------ DATASET EXTRACT

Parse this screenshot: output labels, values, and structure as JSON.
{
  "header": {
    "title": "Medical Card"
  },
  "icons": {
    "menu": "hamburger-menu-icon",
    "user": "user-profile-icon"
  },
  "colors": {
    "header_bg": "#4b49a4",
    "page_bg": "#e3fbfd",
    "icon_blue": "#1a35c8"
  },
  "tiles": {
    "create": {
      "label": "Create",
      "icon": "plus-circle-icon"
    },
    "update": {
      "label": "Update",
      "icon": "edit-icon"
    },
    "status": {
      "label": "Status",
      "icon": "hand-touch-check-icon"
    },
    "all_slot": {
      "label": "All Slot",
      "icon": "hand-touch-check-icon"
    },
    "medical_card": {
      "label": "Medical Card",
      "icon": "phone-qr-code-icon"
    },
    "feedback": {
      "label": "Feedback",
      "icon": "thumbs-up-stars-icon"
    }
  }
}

------------

Give the entries once more, exactly as they appear.

[FINISHED TASK]
Parse this screenshot: output labels, values, and structure as JSON.
{
  "header": {
    "title": "Medical Card"
  },
  "icons": {
    "menu": "hamburger-menu-icon",
    "user": "user-profile-icon"
  },
  "colors": {
    "header_bg": "#4b49a4",
    "page_bg": "#e3fbfd",
    "icon_blue": "#1a35c8"
  },
  "tiles": {
    "create": {
      "label": "Create",
      "icon": "plus-circle-icon"
    },
    "update": {
      "label": "Update",
      "icon": "edit-icon"
    },
    "status": {
      "label": "Status",
      "icon": "hand-touch-check-icon"
    },
    "all_slot": {
      "label": "All Slot",
      "icon": "hand-touch-check-icon"
    },
    "medical_card": {
      "label": "Medical Card",
      "icon": "phone-qr-code-icon"
    },
    "feedback": {
      "label": "Feedback",
      "icon": "thumbs-up-stars-icon"
    }
  }
}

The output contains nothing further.